WHAT THE EXERCISE ASKS: Find every line below that contains the word "settings" and copy it out.

-*-

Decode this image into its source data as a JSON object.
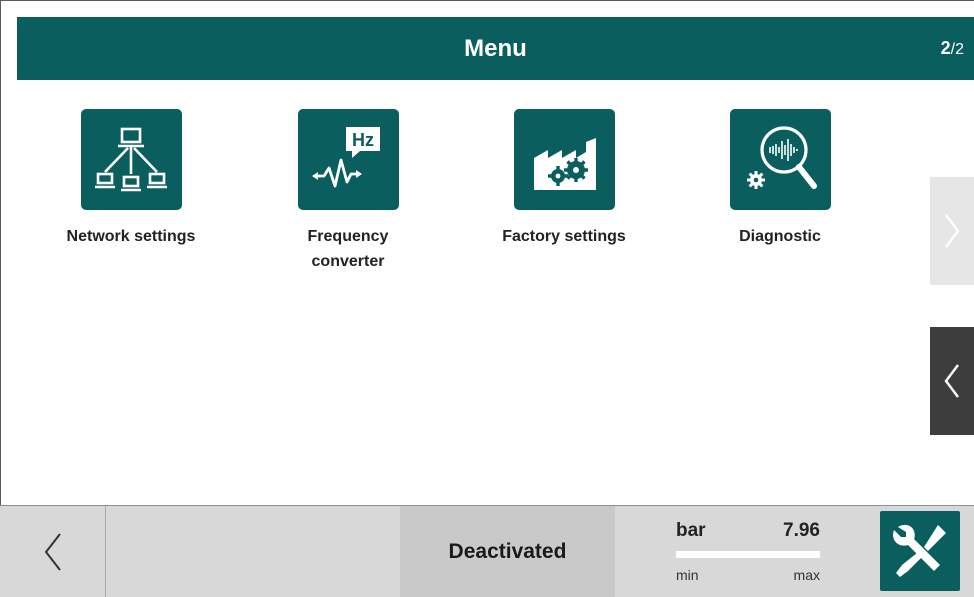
{
  "header": {
    "title": "Menu",
    "page_current": "2",
    "page_total": "/2"
  },
  "tiles": [
    {
      "label": "Network settings",
      "icon": "network-icon"
    },
    {
      "label": "Frequency\nconverter",
      "icon": "frequency-converter-icon",
      "icon_text": "Hz"
    },
    {
      "label": "Factory settings",
      "icon": "factory-icon"
    },
    {
      "label": "Diagnostic",
      "icon": "diagnostic-icon"
    }
  ],
  "side_nav": {
    "next_icon": "chevron-right-icon",
    "prev_icon": "chevron-left-icon"
  },
  "footer": {
    "back_icon": "chevron-left-icon",
    "status": "Deactivated",
    "gauge": {
      "unit": "bar",
      "value": "7.96",
      "min_label": "min",
      "max_label": "max",
      "level_fraction": 0
    },
    "tools_icon": "wrench-screwdriver-icon"
  },
  "colors": {
    "accent": "#0b5e5e",
    "footer_bg": "#d8d8d8",
    "status_bg": "#c9c9c9",
    "side_next_bg": "#e6e6e6",
    "side_prev_bg": "#3d3d3d"
  }
}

-*-

RESULT BELOW:
      "label": "Network settings",
      "label": "Factory settings",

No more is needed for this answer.